* _PROVIDED ENTRIES_

------------------------------------

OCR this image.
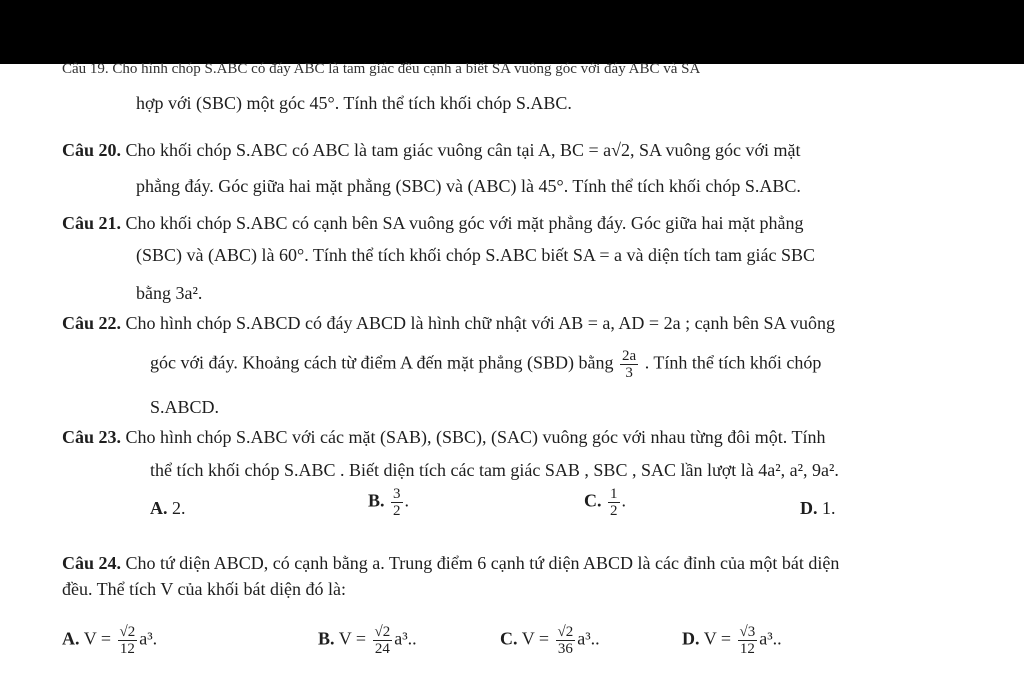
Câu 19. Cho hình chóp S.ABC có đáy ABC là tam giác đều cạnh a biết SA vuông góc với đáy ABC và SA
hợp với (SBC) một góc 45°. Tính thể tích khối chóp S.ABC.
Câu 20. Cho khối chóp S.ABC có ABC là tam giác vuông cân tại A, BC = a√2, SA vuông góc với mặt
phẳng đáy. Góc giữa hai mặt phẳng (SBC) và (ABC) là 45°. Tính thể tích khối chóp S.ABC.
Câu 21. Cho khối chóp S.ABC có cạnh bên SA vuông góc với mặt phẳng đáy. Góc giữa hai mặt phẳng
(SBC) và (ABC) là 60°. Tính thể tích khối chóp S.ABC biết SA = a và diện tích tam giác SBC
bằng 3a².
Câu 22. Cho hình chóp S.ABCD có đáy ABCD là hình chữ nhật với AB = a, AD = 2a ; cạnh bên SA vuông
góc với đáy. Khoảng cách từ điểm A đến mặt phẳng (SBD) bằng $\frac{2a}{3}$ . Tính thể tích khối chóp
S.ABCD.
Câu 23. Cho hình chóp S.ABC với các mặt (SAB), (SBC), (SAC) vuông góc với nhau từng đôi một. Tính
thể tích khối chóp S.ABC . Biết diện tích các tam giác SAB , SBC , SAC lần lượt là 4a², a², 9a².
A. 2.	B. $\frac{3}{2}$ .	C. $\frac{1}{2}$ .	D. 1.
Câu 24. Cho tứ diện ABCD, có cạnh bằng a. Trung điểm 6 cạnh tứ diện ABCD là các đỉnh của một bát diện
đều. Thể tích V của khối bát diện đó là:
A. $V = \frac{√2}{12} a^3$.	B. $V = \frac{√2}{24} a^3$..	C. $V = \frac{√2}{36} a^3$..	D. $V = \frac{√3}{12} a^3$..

------------------------------------

* _BRIEF_
Lines containing the word "tích" must all be returned from the material above.

* _TASK RESPONSE_
hợp với (SBC) một góc 45°. Tính thể tích khối chóp S.ABC.
phẳng đáy. Góc giữa hai mặt phẳng (SBC) và (ABC) là 45°. Tính thể tích khối chóp S.ABC.
(SBC) và (ABC) là 60°. Tính thể tích khối chóp S.ABC biết SA = a và diện tích tam giác SBC
góc với đáy. Khoảng cách từ điểm A đến mặt phẳng (SBD) bằng $\frac{2a}{3}$ . Tính thể tích khối chóp
thể tích khối chóp S.ABC . Biết diện tích các tam giác SAB , SBC , SAC lần lượt là 4a², a², 9a².
đều. Thể tích V của khối bát diện đó là:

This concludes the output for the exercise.